Text:
** begin **

On Fri, Mar 20, 2015 at 03:16:58PM -0400, John Snow wrote:
> +void hbitmap_truncate(HBitmap *hb, uint64_t size)
> +{
> + bool shrink;
> + unsigned i;
> + uint64_t num_elements = size;
> + uint64_t old;
> +
> + /* Size comes in as logical elements, adjust for granularity. */
> + size = (size + (1ULL << hb->granularity) - 1) >> hb->granularity;
> + assert(size <= ((uint64_t)1 << HBITMAP_LOG_MAX_SIZE));
> + shrink = size < hb->size;
> +
> + /* bit sizes are identical; nothing to do. */
> + if (size == hb->size) {
> + return;
> + }
> +
> + /* If we're losing bits, let's clear those bits before we invalidate all
> of
> + * our invariants. This helps keep the bitcount consistent, and will
> prevent
> + * us from carrying around garbage bits beyond the end of the map.

** end **

Records provided:
** begin **

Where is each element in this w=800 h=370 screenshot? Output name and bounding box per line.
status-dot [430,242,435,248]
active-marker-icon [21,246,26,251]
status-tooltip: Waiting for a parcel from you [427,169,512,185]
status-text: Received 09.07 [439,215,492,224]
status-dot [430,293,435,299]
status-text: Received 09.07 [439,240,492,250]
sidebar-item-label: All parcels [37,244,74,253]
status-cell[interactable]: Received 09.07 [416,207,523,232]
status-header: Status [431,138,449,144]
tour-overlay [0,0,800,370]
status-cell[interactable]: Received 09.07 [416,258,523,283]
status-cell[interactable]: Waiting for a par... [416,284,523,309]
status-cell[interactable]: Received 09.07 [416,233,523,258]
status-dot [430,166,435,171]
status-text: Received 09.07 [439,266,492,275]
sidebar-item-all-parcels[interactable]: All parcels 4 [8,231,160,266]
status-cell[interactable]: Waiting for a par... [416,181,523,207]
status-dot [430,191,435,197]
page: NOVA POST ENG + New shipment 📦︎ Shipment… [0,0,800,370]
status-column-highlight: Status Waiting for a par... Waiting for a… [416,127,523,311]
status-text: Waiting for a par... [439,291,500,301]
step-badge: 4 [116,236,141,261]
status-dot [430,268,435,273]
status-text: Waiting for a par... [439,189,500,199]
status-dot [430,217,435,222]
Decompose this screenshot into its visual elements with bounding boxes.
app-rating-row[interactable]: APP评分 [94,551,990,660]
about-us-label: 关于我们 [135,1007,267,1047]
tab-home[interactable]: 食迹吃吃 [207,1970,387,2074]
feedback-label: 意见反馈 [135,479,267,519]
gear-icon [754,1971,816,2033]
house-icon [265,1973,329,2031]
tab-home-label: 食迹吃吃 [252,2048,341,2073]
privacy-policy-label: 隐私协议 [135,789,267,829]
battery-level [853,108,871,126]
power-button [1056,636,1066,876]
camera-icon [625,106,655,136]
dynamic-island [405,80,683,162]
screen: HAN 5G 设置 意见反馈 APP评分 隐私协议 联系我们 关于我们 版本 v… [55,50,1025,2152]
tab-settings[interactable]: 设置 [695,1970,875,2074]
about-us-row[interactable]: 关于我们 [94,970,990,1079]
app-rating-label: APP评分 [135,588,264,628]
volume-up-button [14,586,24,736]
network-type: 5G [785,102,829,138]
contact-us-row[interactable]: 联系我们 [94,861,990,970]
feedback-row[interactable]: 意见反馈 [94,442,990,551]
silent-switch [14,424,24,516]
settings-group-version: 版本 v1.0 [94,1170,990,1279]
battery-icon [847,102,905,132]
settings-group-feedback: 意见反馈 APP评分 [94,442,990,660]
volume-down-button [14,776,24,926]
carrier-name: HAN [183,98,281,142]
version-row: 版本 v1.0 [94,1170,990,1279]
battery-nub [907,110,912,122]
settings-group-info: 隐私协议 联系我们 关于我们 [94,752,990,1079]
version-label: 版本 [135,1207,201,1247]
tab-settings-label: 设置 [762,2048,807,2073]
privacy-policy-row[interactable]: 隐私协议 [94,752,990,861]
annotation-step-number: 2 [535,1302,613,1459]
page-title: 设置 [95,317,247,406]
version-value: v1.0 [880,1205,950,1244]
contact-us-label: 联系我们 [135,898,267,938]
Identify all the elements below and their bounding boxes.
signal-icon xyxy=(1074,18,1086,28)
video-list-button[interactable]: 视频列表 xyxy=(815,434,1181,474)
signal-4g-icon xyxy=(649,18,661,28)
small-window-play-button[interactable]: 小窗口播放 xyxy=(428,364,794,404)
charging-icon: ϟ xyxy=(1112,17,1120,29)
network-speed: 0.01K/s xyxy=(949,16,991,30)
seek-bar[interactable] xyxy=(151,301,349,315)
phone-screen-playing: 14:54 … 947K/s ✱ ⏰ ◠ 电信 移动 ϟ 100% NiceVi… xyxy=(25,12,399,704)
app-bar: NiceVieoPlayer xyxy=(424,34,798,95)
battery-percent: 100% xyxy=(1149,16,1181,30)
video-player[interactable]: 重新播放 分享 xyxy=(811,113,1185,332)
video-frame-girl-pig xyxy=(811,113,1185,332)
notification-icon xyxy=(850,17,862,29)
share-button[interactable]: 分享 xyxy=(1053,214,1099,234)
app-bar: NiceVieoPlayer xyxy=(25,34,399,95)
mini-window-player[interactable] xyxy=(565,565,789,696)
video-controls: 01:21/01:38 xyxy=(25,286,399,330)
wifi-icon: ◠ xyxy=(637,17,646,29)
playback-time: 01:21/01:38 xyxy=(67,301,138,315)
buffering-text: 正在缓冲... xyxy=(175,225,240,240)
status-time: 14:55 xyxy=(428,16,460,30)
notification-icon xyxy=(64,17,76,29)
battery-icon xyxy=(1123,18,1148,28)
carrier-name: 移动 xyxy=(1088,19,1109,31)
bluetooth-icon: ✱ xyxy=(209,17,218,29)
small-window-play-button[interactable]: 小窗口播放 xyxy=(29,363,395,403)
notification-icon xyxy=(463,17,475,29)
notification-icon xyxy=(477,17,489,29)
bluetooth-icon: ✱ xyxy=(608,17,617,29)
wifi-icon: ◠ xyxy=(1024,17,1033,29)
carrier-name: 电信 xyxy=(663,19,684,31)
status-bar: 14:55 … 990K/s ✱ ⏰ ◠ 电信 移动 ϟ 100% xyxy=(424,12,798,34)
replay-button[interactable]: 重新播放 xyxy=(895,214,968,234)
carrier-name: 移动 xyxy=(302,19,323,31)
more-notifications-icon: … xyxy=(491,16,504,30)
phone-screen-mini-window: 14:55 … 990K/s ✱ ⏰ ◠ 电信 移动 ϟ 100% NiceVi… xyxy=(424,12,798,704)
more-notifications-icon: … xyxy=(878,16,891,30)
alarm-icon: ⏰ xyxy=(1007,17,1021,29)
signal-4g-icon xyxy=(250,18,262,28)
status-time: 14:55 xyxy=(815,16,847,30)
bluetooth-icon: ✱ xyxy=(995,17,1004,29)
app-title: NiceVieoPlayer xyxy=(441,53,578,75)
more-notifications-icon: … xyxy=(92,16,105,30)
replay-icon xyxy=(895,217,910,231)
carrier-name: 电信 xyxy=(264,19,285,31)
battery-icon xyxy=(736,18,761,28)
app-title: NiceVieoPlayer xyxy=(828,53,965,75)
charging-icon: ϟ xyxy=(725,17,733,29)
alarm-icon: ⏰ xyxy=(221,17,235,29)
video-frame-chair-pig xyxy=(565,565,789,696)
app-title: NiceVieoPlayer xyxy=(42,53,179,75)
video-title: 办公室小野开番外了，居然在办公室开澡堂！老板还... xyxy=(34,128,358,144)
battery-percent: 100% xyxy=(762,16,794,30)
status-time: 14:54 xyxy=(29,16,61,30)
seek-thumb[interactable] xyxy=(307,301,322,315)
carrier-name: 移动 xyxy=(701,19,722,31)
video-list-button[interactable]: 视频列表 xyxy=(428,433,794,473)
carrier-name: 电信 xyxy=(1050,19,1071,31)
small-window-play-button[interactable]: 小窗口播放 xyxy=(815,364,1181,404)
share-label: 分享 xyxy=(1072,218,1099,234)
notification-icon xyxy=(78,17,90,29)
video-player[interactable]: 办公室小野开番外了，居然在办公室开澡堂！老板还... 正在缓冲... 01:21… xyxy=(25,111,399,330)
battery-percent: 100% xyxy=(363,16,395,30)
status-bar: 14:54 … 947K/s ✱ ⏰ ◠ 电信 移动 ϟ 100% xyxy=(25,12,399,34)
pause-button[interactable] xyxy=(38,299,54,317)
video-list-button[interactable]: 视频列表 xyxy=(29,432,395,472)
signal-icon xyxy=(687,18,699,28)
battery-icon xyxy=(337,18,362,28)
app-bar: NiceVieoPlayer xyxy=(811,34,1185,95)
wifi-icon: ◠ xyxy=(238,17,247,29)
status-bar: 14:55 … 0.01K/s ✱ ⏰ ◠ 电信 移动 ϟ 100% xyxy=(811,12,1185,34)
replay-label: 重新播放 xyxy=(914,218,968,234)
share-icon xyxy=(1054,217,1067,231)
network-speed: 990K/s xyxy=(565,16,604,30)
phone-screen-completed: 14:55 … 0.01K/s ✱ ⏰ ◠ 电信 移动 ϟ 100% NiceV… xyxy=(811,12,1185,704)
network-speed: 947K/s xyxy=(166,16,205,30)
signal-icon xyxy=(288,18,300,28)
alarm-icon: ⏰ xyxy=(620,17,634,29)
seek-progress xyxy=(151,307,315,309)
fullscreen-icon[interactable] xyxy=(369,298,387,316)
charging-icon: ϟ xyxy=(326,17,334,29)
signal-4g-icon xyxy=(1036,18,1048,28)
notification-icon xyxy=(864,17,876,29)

** end **

To be done:
1) List the local variables declared at the top of the function in the hbitmap_truncate patch.
2) Copy out the rows word for word, from the first row through the line containing "status-dot [430,166,435,171]", including both ends.

Solutions to the problems:
1)
shrink
i
num_elements
old

2)
Where is each element in this w=800 h=370 screenshot? Output name and bounding box per line.
status-dot [430,242,435,248]
active-marker-icon [21,246,26,251]
status-tooltip: Waiting for a parcel from you [427,169,512,185]
status-text: Received 09.07 [439,215,492,224]
status-dot [430,293,435,299]
status-text: Received 09.07 [439,240,492,250]
sidebar-item-label: All parcels [37,244,74,253]
status-cell[interactable]: Received 09.07 [416,207,523,232]
status-header: Status [431,138,449,144]
tour-overlay [0,0,800,370]
status-cell[interactable]: Received 09.07 [416,258,523,283]
status-cell[interactable]: Waiting for a par... [416,284,523,309]
status-cell[interactable]: Received 09.07 [416,233,523,258]
status-dot [430,166,435,171]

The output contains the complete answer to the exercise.